#### PROBLEM DETAILS
Your task is to retype each line of the data below exactly.
::: DATA FOR THIS EXERCISE :::
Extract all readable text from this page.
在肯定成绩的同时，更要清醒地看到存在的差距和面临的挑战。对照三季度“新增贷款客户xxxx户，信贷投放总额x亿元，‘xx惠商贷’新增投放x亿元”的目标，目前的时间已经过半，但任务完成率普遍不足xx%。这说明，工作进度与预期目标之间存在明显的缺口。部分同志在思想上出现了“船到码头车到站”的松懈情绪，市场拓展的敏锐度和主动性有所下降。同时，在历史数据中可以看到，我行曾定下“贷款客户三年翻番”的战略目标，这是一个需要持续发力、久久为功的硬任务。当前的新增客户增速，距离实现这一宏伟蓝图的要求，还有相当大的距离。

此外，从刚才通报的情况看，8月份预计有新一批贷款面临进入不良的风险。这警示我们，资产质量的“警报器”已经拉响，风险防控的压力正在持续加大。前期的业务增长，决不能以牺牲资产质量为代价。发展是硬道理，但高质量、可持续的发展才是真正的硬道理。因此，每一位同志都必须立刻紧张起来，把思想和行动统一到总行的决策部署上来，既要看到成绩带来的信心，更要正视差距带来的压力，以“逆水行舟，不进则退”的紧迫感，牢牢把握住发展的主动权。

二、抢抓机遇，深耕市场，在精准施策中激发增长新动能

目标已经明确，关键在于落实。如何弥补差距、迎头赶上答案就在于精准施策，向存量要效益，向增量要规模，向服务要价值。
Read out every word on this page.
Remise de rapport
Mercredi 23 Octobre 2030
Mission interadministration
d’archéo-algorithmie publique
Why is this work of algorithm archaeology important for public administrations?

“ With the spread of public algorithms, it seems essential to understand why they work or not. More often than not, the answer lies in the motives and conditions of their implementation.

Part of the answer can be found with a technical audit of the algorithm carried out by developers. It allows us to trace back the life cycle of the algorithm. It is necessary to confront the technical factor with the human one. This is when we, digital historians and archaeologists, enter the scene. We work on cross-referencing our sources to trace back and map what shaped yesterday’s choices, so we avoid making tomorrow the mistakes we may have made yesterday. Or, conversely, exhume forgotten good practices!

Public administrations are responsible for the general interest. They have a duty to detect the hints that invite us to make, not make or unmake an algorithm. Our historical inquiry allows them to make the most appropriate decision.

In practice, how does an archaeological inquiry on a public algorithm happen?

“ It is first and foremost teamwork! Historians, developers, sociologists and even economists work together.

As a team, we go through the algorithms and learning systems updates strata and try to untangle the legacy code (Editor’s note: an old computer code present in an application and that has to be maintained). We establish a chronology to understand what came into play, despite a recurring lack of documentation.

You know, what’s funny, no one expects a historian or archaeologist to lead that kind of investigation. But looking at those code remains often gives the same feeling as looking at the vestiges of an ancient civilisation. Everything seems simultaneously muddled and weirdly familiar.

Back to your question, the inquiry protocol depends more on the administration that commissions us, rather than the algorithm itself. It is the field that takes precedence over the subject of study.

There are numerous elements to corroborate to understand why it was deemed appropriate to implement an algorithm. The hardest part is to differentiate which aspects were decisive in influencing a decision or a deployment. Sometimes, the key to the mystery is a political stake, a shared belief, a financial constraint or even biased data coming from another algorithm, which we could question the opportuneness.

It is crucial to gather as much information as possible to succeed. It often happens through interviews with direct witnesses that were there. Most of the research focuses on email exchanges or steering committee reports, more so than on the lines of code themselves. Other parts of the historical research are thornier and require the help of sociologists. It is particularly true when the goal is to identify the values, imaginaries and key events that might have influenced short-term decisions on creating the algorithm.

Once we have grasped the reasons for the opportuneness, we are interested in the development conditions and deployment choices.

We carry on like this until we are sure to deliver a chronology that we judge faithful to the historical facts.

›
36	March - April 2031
:::
#### SOLVED PROBLEM
Extract all readable text from this page.
在肯定成绩的同时，更要清醒地看到存在的差距和面临的挑战。对照三季度“新增贷款客户xxxx户，信贷投放总额x亿元，‘xx惠商贷’新增投放x亿元”的目标，目前的时间已经过半，但任务完成率普遍不足xx%。这说明，工作进度与预期目标之间存在明显的缺口。部分同志在思想上出现了“船到码头车到站”的松懈情绪，市场拓展的敏锐度和主动性有所下降。同时，在历史数据中可以看到，我行曾定下“贷款客户三年翻番”的战略目标，这是一个需要持续发力、久久为功的硬任务。当前的新增客户增速，距离实现这一宏伟蓝图的要求，还有相当大的距离。

此外，从刚才通报的情况看，8月份预计有新一批贷款面临进入不良的风险。这警示我们，资产质量的“警报器”已经拉响，风险防控的压力正在持续加大。前期的业务增长，决不能以牺牲资产质量为代价。发展是硬道理，但高质量、可持续的发展才是真正的硬道理。因此，每一位同志都必须立刻紧张起来，把思想和行动统一到总行的决策部署上来，既要看到成绩带来的信心，更要正视差距带来的压力，以“逆水行舟，不进则退”的紧迫感，牢牢把握住发展的主动权。

二、抢抓机遇，深耕市场，在精准施策中激发增长新动能

目标已经明确，关键在于落实。如何弥补差距、迎头赶上答案就在于精准施策，向存量要效益，向增量要规模，向服务要价值。
Read out every word on this page.
Remise de rapport
Mercredi 23 Octobre 2030
Mission interadministration
d’archéo-algorithmie publique
Why is this work of algorithm archaeology important for public administrations?

“ With the spread of public algorithms, it seems essential to understand why they work or not. More often than not, the answer lies in the motives and conditions of their implementation.

Part of the answer can be found with a technical audit of the algorithm carried out by developers. It allows us to trace back the life cycle of the algorithm. It is necessary to confront the technical factor with the human one. This is when we, digital historians and archaeologists, enter the scene. We work on cross-referencing our sources to trace back and map what shaped yesterday’s choices, so we avoid making tomorrow the mistakes we may have made yesterday. Or, conversely, exhume forgotten good practices!

Public administrations are responsible for the general interest. They have a duty to detect the hints that invite us to make, not make or unmake an algorithm. Our historical inquiry allows them to make the most appropriate decision.

In practice, how does an archaeological inquiry on a public algorithm happen?

“ It is first and foremost teamwork! Historians, developers, sociologists and even economists work together.

As a team, we go through the algorithms and learning systems updates strata and try to untangle the legacy code (Editor’s note: an old computer code present in an application and that has to be maintained). We establish a chronology to understand what came into play, despite a recurring lack of documentation.

You know, what’s funny, no one expects a historian or archaeologist to lead that kind of investigation. But looking at those code remains often gives the same feeling as looking at the vestiges of an ancient civilisation. Everything seems simultaneously muddled and weirdly familiar.

Back to your question, the inquiry protocol depends more on the administration that commissions us, rather than the algorithm itself. It is the field that takes precedence over the subject of study.

There are numerous elements to corroborate to understand why it was deemed appropriate to implement an algorithm. The hardest part is to differentiate which aspects were decisive in influencing a decision or a deployment. Sometimes, the key to the mystery is a political stake, a shared belief, a financial constraint or even biased data coming from another algorithm, which we could question the opportuneness.

It is crucial to gather as much information as possible to succeed. It often happens through interviews with direct witnesses that were there. Most of the research focuses on email exchanges or steering committee reports, more so than on the lines of code themselves. Other parts of the historical research are thornier and require the help of sociologists. It is particularly true when the goal is to identify the values, imaginaries and key events that might have influenced short-term decisions on creating the algorithm.

Once we have grasped the reasons for the opportuneness, we are interested in the development conditions and deployment choices.

We carry on like this until we are sure to deliver a chronology that we judge faithful to the historical facts.

›
36	March - April 2031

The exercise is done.